The exercise =>
Omit images. Retype all entries verbatim.

Given entries =>
(begin)

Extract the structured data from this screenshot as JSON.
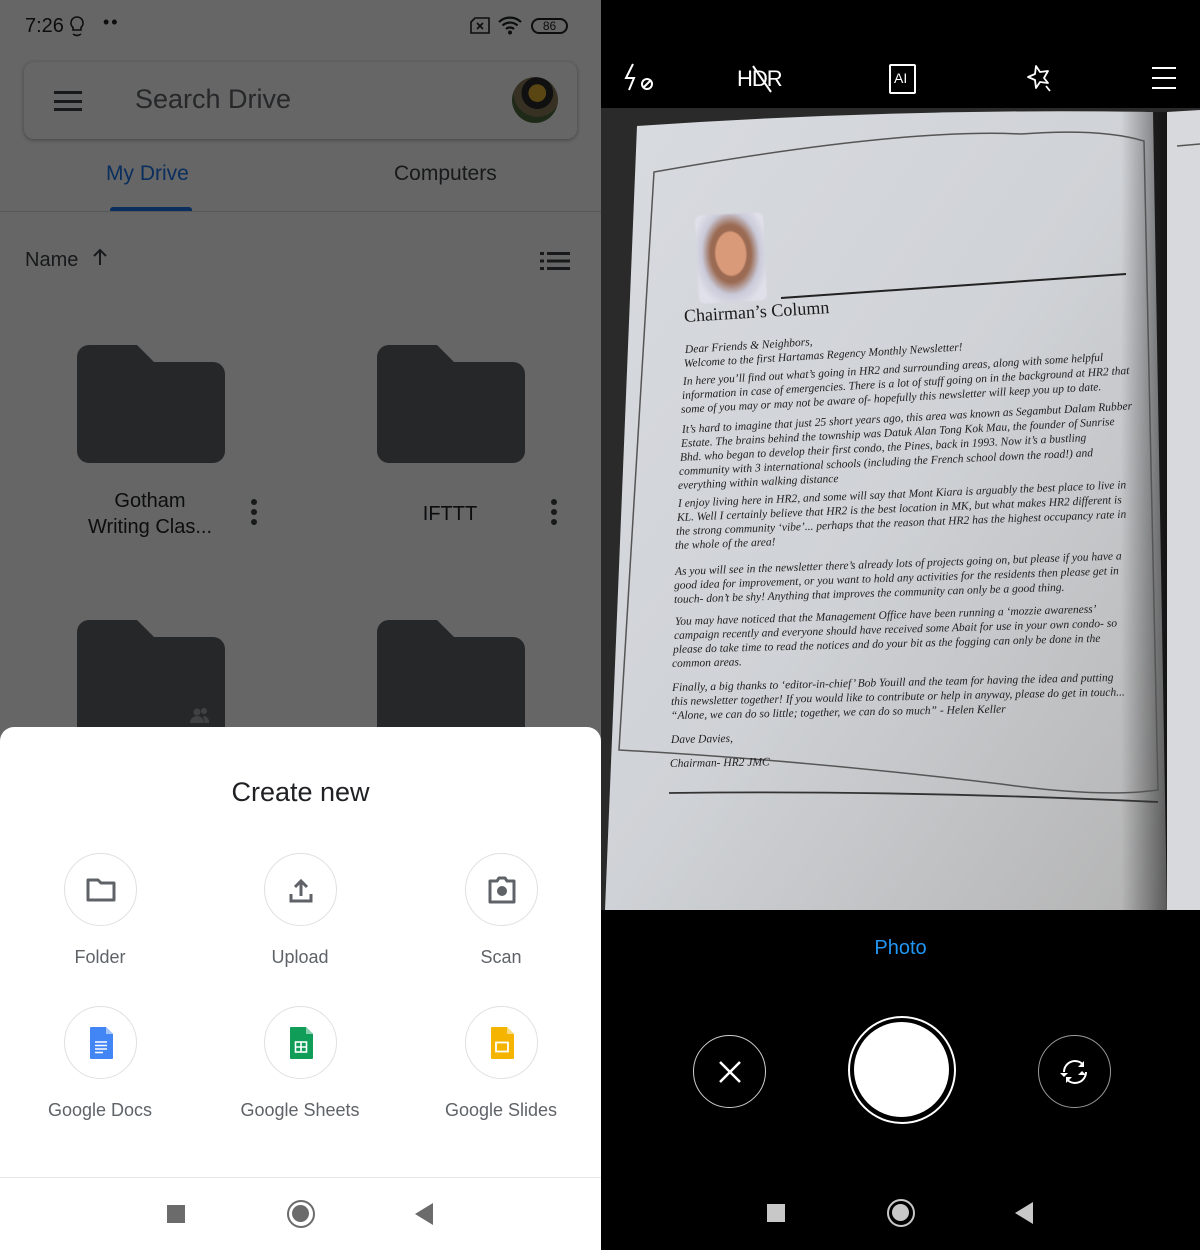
{
  "drive": {
    "status_bar": {
      "time": "7:26",
      "dots": "••",
      "battery": "86"
    },
    "search": {
      "placeholder": "Search Drive"
    },
    "tabs": [
      {
        "label": "My Drive",
        "active": true
      },
      {
        "label": "Computers",
        "active": false
      }
    ],
    "sort": {
      "label": "Name",
      "direction_icon": "arrow-up-icon"
    },
    "folders": [
      {
        "name_line1": "Gotham",
        "name_line2": "Writing Clas...",
        "shared": false
      },
      {
        "name_line1": "IFTTT",
        "name_line2": "",
        "shared": false
      },
      {
        "name_line1": "",
        "name_line2": "",
        "shared": true
      },
      {
        "name_line1": "",
        "name_line2": "",
        "shared": false
      }
    ],
    "create_sheet": {
      "title": "Create new",
      "items": [
        {
          "label": "Folder",
          "icon": "folder-icon"
        },
        {
          "label": "Upload",
          "icon": "upload-icon"
        },
        {
          "label": "Scan",
          "icon": "camera-icon"
        },
        {
          "label": "Google Docs",
          "icon": "google-docs-icon"
        },
        {
          "label": "Google Sheets",
          "icon": "google-sheets-icon"
        },
        {
          "label": "Google Slides",
          "icon": "google-slides-icon"
        }
      ]
    },
    "colors": {
      "accent": "#1a73e8",
      "docs": "#4285f4",
      "sheets": "#0f9d58",
      "slides": "#f4b400"
    }
  },
  "camera": {
    "toolbar": {
      "flash": "flash-off-icon",
      "hdr": "HDR",
      "ai": "AI",
      "beauty": "magic-star-icon",
      "menu": "menu-icon"
    },
    "mode": "Photo",
    "mode_color": "#2196f3",
    "document": {
      "heading": "Chairman’s Column",
      "lines": [
        "Dear Friends & Neighbors,",
        "Welcome to the first Hartamas Regency Monthly Newsletter!",
        "In here you’ll find out what’s going in HR2 and surrounding areas, along with some helpful",
        "information in case of emergencies. There is a lot of stuff going on in the background at HR2 that",
        "some of you may or may not be aware of- hopefully this newsletter will keep you up to date.",
        "It’s hard to imagine that just 25 short years ago, this area was known as Segambut Dalam Rubber",
        "Estate. The brains behind the township was Datuk Alan Tong Kok Mau, the founder of Sunrise",
        "Bhd. who began to develop their first condo, the Pines, back in 1993. Now it’s a bustling",
        "community with 3 international schools (including the French school down the road!) and",
        "everything within walking distance",
        "I enjoy living here in HR2, and some will say that Mont Kiara is arguably the best place to live in",
        "KL. Well I certainly believe that HR2 is the best location in MK, but what makes HR2 different is",
        "the strong community ‘vibe’... perhaps that the reason that HR2 has the highest occupancy rate in",
        "the whole of the area!",
        "As you will see in the newsletter there’s already lots of projects going on, but please if you have a",
        "good idea for improvement, or you want to hold any activities for the residents then please get in",
        "touch- don’t be shy! Anything that improves the community can only be a good thing.",
        "You may have noticed that the Management Office have been running a ‘mozzie awareness’",
        "campaign recently and everyone should have received some Abait for use in your own condo- so",
        "please do take time to read the notices and do your bit as the fogging can only be done in the",
        "common areas.",
        "Finally, a big thanks to ‘editor-in-chief’ Bob Youill and the team for having the idea and putting",
        "this newsletter together! If you would like to contribute or help in anyway, please do get in touch...",
        "“Alone, we can do so little; together, we can do so much” - Helen Keller",
        "Dave Davies,",
        "Chairman- HR2 JMC"
      ]
    }
  }
}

(end)

Response =>
Extract the structured data from this screenshot as JSON.
{
  "drive": {
    "status_bar": {
      "time": "7:26",
      "dots": "••",
      "battery": "86"
    },
    "search": {
      "placeholder": "Search Drive"
    },
    "tabs": [
      {
        "label": "My Drive",
        "active": true
      },
      {
        "label": "Computers",
        "active": false
      }
    ],
    "sort": {
      "label": "Name",
      "direction_icon": "arrow-up-icon"
    },
    "folders": [
      {
        "name_line1": "Gotham",
        "name_line2": "Writing Clas...",
        "shared": false
      },
      {
        "name_line1": "IFTTT",
        "name_line2": "",
        "shared": false
      },
      {
        "name_line1": "",
        "name_line2": "",
        "shared": true
      },
      {
        "name_line1": "",
        "name_line2": "",
        "shared": false
      }
    ],
    "create_sheet": {
      "title": "Create new",
      "items": [
        {
          "label": "Folder",
          "icon": "folder-icon"
        },
        {
          "label": "Upload",
          "icon": "upload-icon"
        },
        {
          "label": "Scan",
          "icon": "camera-icon"
        },
        {
          "label": "Google Docs",
          "icon": "google-docs-icon"
        },
        {
          "label": "Google Sheets",
          "icon": "google-sheets-icon"
        },
        {
          "label": "Google Slides",
          "icon": "google-slides-icon"
        }
      ]
    },
    "colors": {
      "accent": "#1a73e8",
      "docs": "#4285f4",
      "sheets": "#0f9d58",
      "slides": "#f4b400"
    }
  },
  "camera": {
    "toolbar": {
      "flash": "flash-off-icon",
      "hdr": "HDR",
      "ai": "AI",
      "beauty": "magic-star-icon",
      "menu": "menu-icon"
    },
    "mode": "Photo",
    "mode_color": "#2196f3",
    "document": {
      "heading": "Chairman’s Column",
      "lines": [
        "Dear Friends & Neighbors,",
        "Welcome to the first Hartamas Regency Monthly Newsletter!",
        "In here you’ll find out what’s going in HR2 and surrounding areas, along with some helpful",
        "information in case of emergencies. There is a lot of stuff going on in the background at HR2 that",
        "some of you may or may not be aware of- hopefully this newsletter will keep you up to date.",
        "It’s hard to imagine that just 25 short years ago, this area was known as Segambut Dalam Rubber",
        "Estate. The brains behind the township was Datuk Alan Tong Kok Mau, the founder of Sunrise",
        "Bhd. who began to develop their first condo, the Pines, back in 1993. Now it’s a bustling",
        "community with 3 international schools (including the French school down the road!) and",
        "everything within walking distance",
        "I enjoy living here in HR2, and some will say that Mont Kiara is arguably the best place to live in",
        "KL. Well I certainly believe that HR2 is the best location in MK, but what makes HR2 different is",
        "the strong community ‘vibe’... perhaps that the reason that HR2 has the highest occupancy rate in",
        "the whole of the area!",
        "As you will see in the newsletter there’s already lots of projects going on, but please if you have a",
        "good idea for improvement, or you want to hold any activities for the residents then please get in",
        "touch- don’t be shy! Anything that improves the community can only be a good thing.",
        "You may have noticed that the Management Office have been running a ‘mozzie awareness’",
        "campaign recently and everyone should have received some Abait for use in your own condo- so",
        "please do take time to read the notices and do your bit as the fogging can only be done in the",
        "common areas.",
        "Finally, a big thanks to ‘editor-in-chief’ Bob Youill and the team for having the idea and putting",
        "this newsletter together! If you would like to contribute or help in anyway, please do get in touch...",
        "“Alone, we can do so little; together, we can do so much” - Helen Keller",
        "Dave Davies,",
        "Chairman- HR2 JMC"
      ]
    }
  }
}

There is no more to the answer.